Collection entries
>> START

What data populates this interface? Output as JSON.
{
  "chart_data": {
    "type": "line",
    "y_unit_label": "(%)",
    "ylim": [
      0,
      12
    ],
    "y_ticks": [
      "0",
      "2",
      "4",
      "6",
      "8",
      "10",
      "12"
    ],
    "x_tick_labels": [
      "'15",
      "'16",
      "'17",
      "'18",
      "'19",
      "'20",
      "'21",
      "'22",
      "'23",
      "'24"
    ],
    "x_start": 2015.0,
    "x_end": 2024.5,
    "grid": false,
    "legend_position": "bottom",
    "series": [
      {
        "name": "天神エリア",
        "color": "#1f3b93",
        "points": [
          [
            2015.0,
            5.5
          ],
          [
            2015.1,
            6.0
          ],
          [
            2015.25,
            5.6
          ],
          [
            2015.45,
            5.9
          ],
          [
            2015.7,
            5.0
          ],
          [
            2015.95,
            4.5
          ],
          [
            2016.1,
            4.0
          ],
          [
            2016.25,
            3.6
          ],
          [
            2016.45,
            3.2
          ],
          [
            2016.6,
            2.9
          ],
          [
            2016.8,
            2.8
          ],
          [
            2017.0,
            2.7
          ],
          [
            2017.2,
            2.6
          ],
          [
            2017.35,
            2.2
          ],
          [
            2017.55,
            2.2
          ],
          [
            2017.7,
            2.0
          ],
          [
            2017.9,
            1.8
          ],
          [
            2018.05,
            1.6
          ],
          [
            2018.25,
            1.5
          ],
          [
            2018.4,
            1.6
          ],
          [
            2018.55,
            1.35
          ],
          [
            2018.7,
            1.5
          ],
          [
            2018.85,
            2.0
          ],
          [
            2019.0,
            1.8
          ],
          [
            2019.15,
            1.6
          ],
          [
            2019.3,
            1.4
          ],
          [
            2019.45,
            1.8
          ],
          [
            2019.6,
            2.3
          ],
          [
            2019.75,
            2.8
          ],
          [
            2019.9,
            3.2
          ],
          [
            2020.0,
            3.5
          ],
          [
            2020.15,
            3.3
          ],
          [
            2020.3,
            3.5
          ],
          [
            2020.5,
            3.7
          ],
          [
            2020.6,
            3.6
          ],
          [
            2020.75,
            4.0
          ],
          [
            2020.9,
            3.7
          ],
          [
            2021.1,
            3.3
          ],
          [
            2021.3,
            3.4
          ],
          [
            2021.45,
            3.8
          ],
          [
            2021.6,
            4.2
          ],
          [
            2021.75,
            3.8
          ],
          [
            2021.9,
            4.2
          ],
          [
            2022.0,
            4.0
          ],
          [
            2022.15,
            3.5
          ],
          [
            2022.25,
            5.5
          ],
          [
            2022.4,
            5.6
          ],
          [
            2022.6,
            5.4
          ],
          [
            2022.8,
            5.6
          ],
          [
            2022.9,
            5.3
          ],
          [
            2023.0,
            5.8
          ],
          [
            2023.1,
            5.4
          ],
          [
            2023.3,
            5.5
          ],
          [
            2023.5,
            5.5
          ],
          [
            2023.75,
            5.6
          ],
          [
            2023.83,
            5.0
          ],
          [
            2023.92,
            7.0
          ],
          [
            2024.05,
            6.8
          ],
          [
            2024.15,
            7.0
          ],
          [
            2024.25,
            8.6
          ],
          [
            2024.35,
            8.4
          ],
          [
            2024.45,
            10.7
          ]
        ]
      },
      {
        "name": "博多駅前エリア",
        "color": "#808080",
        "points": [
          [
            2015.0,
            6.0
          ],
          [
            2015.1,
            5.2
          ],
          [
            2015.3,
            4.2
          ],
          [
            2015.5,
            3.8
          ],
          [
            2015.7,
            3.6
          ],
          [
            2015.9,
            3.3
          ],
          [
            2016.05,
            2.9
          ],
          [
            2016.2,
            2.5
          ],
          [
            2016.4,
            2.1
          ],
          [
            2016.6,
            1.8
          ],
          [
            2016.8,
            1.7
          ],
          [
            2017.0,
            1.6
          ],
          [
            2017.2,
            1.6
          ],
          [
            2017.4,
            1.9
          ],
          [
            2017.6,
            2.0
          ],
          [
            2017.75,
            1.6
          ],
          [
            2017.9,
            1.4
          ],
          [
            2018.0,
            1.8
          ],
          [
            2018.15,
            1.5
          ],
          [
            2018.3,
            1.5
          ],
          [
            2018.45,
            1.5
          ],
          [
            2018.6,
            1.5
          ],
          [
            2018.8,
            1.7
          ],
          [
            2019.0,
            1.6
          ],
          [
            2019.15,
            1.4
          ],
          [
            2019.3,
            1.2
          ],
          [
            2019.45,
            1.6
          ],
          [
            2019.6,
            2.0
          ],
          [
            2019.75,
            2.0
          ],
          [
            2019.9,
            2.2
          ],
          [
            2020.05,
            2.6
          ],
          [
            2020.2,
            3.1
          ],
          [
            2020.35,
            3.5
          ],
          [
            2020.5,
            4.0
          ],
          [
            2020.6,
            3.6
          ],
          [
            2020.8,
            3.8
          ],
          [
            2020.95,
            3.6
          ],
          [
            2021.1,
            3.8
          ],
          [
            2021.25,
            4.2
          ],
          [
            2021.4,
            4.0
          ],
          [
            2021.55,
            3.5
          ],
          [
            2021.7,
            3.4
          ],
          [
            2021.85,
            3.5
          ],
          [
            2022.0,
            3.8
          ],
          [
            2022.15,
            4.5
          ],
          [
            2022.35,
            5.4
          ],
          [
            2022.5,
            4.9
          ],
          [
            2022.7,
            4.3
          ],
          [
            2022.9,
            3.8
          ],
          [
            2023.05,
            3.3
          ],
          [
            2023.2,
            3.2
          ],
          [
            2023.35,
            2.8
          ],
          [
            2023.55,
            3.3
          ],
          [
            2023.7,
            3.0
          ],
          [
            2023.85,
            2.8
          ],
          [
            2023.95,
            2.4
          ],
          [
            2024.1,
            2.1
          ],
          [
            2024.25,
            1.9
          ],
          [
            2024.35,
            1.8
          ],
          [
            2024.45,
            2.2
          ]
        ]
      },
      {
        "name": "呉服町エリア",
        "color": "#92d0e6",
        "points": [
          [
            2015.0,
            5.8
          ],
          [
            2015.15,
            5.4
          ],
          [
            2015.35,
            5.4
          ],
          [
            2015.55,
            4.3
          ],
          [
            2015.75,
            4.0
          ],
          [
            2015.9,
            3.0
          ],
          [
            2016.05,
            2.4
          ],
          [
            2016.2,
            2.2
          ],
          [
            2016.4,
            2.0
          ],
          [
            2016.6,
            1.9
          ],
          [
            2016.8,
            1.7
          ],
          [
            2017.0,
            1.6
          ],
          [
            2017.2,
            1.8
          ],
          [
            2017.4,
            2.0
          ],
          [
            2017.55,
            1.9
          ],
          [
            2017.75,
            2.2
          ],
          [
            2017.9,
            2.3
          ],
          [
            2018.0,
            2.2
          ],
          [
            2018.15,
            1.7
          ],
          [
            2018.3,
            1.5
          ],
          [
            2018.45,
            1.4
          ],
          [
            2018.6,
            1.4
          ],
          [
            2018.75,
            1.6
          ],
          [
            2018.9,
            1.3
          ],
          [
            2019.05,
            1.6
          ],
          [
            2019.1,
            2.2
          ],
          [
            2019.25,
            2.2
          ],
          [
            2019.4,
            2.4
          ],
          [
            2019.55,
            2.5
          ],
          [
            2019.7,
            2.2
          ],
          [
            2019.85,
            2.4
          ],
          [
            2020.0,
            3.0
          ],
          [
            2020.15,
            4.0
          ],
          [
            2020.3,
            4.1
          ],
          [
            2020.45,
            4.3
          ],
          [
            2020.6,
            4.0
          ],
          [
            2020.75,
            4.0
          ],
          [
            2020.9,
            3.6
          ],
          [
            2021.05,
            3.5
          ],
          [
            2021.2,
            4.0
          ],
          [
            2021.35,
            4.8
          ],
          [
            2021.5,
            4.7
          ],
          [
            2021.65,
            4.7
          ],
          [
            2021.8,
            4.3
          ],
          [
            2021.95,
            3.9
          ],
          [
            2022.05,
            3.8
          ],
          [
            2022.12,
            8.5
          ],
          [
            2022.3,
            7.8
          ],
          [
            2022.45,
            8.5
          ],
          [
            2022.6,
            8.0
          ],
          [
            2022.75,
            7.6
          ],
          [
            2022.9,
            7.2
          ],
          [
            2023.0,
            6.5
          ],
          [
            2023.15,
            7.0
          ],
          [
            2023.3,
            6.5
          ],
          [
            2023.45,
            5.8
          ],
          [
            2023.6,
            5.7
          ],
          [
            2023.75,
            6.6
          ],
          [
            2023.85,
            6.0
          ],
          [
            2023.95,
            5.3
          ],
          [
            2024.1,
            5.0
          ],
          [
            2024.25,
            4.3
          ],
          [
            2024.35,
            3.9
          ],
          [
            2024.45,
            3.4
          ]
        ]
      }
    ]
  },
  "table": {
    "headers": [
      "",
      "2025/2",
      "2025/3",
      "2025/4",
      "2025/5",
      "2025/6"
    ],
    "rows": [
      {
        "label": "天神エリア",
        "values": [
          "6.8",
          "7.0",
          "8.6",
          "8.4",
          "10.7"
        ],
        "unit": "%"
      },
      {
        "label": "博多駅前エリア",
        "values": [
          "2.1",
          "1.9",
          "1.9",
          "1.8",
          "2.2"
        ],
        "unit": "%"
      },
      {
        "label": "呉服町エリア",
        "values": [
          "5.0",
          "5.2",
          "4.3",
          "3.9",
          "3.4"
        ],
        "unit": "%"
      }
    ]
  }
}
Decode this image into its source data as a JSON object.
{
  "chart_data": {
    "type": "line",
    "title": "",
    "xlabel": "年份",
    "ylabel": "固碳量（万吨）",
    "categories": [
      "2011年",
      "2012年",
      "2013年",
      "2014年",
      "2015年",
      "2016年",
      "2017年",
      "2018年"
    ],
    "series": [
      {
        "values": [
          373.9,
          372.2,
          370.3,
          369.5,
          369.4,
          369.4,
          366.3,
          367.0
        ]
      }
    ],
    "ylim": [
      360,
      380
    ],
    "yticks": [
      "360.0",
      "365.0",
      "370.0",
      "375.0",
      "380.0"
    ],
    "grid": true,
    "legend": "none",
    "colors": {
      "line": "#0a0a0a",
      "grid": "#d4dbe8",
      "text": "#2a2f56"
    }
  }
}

>> END

- [TASK] Count every line bearing the word "name"; report the total only.

- [TASK ANSWER] 3